Stated problem -> Your task is to reproduce the entries below word for word.

Data items:
════════

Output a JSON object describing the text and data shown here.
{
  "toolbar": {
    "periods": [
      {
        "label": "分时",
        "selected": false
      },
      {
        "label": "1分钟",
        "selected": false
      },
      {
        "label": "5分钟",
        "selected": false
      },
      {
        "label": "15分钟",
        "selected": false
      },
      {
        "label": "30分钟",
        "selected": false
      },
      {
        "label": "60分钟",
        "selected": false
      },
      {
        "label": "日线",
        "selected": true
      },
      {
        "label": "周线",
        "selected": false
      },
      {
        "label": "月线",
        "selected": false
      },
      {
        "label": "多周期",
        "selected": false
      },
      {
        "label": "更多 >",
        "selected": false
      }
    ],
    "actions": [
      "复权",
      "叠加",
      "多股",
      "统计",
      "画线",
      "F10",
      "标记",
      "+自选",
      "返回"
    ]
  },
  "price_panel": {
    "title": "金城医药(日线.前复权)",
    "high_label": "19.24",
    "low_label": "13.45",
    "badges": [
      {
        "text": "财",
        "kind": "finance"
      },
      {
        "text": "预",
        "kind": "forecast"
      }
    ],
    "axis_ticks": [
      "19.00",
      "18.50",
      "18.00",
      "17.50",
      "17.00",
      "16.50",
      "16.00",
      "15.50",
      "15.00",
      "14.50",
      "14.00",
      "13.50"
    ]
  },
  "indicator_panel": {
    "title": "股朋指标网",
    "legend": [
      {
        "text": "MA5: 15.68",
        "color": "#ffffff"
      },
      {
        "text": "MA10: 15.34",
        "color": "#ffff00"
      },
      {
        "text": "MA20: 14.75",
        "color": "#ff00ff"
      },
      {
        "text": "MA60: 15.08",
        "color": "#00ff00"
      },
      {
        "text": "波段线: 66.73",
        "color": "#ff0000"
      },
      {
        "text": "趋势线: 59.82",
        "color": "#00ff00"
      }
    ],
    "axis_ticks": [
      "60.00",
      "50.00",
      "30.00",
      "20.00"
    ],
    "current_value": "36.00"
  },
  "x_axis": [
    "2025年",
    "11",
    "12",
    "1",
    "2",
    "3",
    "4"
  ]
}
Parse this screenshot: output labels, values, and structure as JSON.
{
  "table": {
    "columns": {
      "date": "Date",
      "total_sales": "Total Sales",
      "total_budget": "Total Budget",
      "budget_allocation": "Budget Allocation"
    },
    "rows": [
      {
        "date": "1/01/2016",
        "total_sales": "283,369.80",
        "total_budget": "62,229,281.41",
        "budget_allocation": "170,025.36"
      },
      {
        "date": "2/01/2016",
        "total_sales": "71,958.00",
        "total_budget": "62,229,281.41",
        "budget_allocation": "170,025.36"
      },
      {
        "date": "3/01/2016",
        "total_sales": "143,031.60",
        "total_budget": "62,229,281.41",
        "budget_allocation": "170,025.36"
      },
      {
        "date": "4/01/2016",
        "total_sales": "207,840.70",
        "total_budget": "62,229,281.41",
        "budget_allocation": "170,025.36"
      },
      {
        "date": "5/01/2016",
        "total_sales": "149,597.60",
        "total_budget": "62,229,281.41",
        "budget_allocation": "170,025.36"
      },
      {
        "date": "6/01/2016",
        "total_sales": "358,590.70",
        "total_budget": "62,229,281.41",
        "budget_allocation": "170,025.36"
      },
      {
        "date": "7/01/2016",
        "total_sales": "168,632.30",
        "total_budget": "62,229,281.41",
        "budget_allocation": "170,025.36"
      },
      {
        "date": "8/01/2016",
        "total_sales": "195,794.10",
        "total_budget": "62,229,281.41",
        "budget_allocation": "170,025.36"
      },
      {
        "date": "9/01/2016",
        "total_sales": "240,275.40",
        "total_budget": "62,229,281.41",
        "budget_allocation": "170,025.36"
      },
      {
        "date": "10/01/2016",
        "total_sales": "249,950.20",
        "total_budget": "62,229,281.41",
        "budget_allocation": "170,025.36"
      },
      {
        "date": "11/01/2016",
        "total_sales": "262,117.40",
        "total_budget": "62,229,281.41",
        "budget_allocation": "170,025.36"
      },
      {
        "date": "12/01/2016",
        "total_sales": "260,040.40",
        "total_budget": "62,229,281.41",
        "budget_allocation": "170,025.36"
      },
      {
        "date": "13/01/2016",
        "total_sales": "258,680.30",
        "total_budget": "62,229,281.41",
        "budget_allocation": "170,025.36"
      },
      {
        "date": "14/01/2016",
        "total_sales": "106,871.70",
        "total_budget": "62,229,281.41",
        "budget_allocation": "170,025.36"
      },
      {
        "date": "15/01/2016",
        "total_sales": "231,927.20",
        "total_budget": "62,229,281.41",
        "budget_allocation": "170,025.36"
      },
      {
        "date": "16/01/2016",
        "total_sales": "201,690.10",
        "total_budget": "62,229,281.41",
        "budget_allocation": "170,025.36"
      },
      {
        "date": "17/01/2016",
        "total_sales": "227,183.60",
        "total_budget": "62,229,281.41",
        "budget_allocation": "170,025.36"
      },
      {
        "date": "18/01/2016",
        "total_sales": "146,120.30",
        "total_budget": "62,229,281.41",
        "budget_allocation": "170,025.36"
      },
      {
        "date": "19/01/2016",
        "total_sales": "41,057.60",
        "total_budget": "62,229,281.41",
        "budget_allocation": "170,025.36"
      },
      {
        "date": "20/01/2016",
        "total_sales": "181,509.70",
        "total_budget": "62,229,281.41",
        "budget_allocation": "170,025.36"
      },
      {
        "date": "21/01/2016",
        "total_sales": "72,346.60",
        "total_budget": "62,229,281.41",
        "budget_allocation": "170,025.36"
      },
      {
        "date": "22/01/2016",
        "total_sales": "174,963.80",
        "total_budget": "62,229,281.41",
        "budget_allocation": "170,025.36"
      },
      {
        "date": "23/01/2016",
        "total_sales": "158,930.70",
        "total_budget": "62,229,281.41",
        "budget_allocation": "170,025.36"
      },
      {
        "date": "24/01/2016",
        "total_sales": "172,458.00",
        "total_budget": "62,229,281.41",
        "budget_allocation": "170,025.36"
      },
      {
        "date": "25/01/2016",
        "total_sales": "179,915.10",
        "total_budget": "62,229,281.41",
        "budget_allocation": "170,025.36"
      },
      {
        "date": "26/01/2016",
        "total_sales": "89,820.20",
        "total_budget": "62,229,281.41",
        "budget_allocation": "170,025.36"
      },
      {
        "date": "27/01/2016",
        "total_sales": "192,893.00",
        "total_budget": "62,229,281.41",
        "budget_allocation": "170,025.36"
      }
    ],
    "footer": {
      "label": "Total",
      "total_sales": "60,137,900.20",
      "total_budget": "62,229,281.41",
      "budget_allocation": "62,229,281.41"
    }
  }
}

════════

Result of the exercise ->
Output a JSON object describing the text and data shown here.
{
  "toolbar": {
    "periods": [
      {
        "label": "分时",
        "selected": false
      },
      {
        "label": "1分钟",
        "selected": false
      },
      {
        "label": "5分钟",
        "selected": false
      },
      {
        "label": "15分钟",
        "selected": false
      },
      {
        "label": "30分钟",
        "selected": false
      },
      {
        "label": "60分钟",
        "selected": false
      },
      {
        "label": "日线",
        "selected": true
      },
      {
        "label": "周线",
        "selected": false
      },
      {
        "label": "月线",
        "selected": false
      },
      {
        "label": "多周期",
        "selected": false
      },
      {
        "label": "更多 >",
        "selected": false
      }
    ],
    "actions": [
      "复权",
      "叠加",
      "多股",
      "统计",
      "画线",
      "F10",
      "标记",
      "+自选",
      "返回"
    ]
  },
  "price_panel": {
    "title": "金城医药(日线.前复权)",
    "high_label": "19.24",
    "low_label": "13.45",
    "badges": [
      {
        "text": "财",
        "kind": "finance"
      },
      {
        "text": "预",
        "kind": "forecast"
      }
    ],
    "axis_ticks": [
      "19.00",
      "18.50",
      "18.00",
      "17.50",
      "17.00",
      "16.50",
      "16.00",
      "15.50",
      "15.00",
      "14.50",
      "14.00",
      "13.50"
    ]
  },
  "indicator_panel": {
    "title": "股朋指标网",
    "legend": [
      {
        "text": "MA5: 15.68",
        "color": "#ffffff"
      },
      {
        "text": "MA10: 15.34",
        "color": "#ffff00"
      },
      {
        "text": "MA20: 14.75",
        "color": "#ff00ff"
      },
      {
        "text": "MA60: 15.08",
        "color": "#00ff00"
      },
      {
        "text": "波段线: 66.73",
        "color": "#ff0000"
      },
      {
        "text": "趋势线: 59.82",
        "color": "#00ff00"
      }
    ],
    "axis_ticks": [
      "60.00",
      "50.00",
      "30.00",
      "20.00"
    ],
    "current_value": "36.00"
  },
  "x_axis": [
    "2025年",
    "11",
    "12",
    "1",
    "2",
    "3",
    "4"
  ]
}
Parse this screenshot: output labels, values, and structure as JSON.
{
  "table": {
    "columns": {
      "date": "Date",
      "total_sales": "Total Sales",
      "total_budget": "Total Budget",
      "budget_allocation": "Budget Allocation"
    },
    "rows": [
      {
        "date": "1/01/2016",
        "total_sales": "283,369.80",
        "total_budget": "62,229,281.41",
        "budget_allocation": "170,025.36"
      },
      {
        "date": "2/01/2016",
        "total_sales": "71,958.00",
        "total_budget": "62,229,281.41",
        "budget_allocation": "170,025.36"
      },
      {
        "date": "3/01/2016",
        "total_sales": "143,031.60",
        "total_budget": "62,229,281.41",
        "budget_allocation": "170,025.36"
      },
      {
        "date": "4/01/2016",
        "total_sales": "207,840.70",
        "total_budget": "62,229,281.41",
        "budget_allocation": "170,025.36"
      },
      {
        "date": "5/01/2016",
        "total_sales": "149,597.60",
        "total_budget": "62,229,281.41",
        "budget_allocation": "170,025.36"
      },
      {
        "date": "6/01/2016",
        "total_sales": "358,590.70",
        "total_budget": "62,229,281.41",
        "budget_allocation": "170,025.36"
      },
      {
        "date": "7/01/2016",
        "total_sales": "168,632.30",
        "total_budget": "62,229,281.41",
        "budget_allocation": "170,025.36"
      },
      {
        "date": "8/01/2016",
        "total_sales": "195,794.10",
        "total_budget": "62,229,281.41",
        "budget_allocation": "170,025.36"
      },
      {
        "date": "9/01/2016",
        "total_sales": "240,275.40",
        "total_budget": "62,229,281.41",
        "budget_allocation": "170,025.36"
      },
      {
        "date": "10/01/2016",
        "total_sales": "249,950.20",
        "total_budget": "62,229,281.41",
        "budget_allocation": "170,025.36"
      },
      {
        "date": "11/01/2016",
        "total_sales": "262,117.40",
        "total_budget": "62,229,281.41",
        "budget_allocation": "170,025.36"
      },
      {
        "date": "12/01/2016",
        "total_sales": "260,040.40",
        "total_budget": "62,229,281.41",
        "budget_allocation": "170,025.36"
      },
      {
        "date": "13/01/2016",
        "total_sales": "258,680.30",
        "total_budget": "62,229,281.41",
        "budget_allocation": "170,025.36"
      },
      {
        "date": "14/01/2016",
        "total_sales": "106,871.70",
        "total_budget": "62,229,281.41",
        "budget_allocation": "170,025.36"
      },
      {
        "date": "15/01/2016",
        "total_sales": "231,927.20",
        "total_budget": "62,229,281.41",
        "budget_allocation": "170,025.36"
      },
      {
        "date": "16/01/2016",
        "total_sales": "201,690.10",
        "total_budget": "62,229,281.41",
        "budget_allocation": "170,025.36"
      },
      {
        "date": "17/01/2016",
        "total_sales": "227,183.60",
        "total_budget": "62,229,281.41",
        "budget_allocation": "170,025.36"
      },
      {
        "date": "18/01/2016",
        "total_sales": "146,120.30",
        "total_budget": "62,229,281.41",
        "budget_allocation": "170,025.36"
      },
      {
        "date": "19/01/2016",
        "total_sales": "41,057.60",
        "total_budget": "62,229,281.41",
        "budget_allocation": "170,025.36"
      },
      {
        "date": "20/01/2016",
        "total_sales": "181,509.70",
        "total_budget": "62,229,281.41",
        "budget_allocation": "170,025.36"
      },
      {
        "date": "21/01/2016",
        "total_sales": "72,346.60",
        "total_budget": "62,229,281.41",
        "budget_allocation": "170,025.36"
      },
      {
        "date": "22/01/2016",
        "total_sales": "174,963.80",
        "total_budget": "62,229,281.41",
        "budget_allocation": "170,025.36"
      },
      {
        "date": "23/01/2016",
        "total_sales": "158,930.70",
        "total_budget": "62,229,281.41",
        "budget_allocation": "170,025.36"
      },
      {
        "date": "24/01/2016",
        "total_sales": "172,458.00",
        "total_budget": "62,229,281.41",
        "budget_allocation": "170,025.36"
      },
      {
        "date": "25/01/2016",
        "total_sales": "179,915.10",
        "total_budget": "62,229,281.41",
        "budget_allocation": "170,025.36"
      },
      {
        "date": "26/01/2016",
        "total_sales": "89,820.20",
        "total_budget": "62,229,281.41",
        "budget_allocation": "170,025.36"
      },
      {
        "date": "27/01/2016",
        "total_sales": "192,893.00",
        "total_budget": "62,229,281.41",
        "budget_allocation": "170,025.36"
      }
    ],
    "footer": {
      "label": "Total",
      "total_sales": "60,137,900.20",
      "total_budget": "62,229,281.41",
      "budget_allocation": "62,229,281.41"
    }
  }
}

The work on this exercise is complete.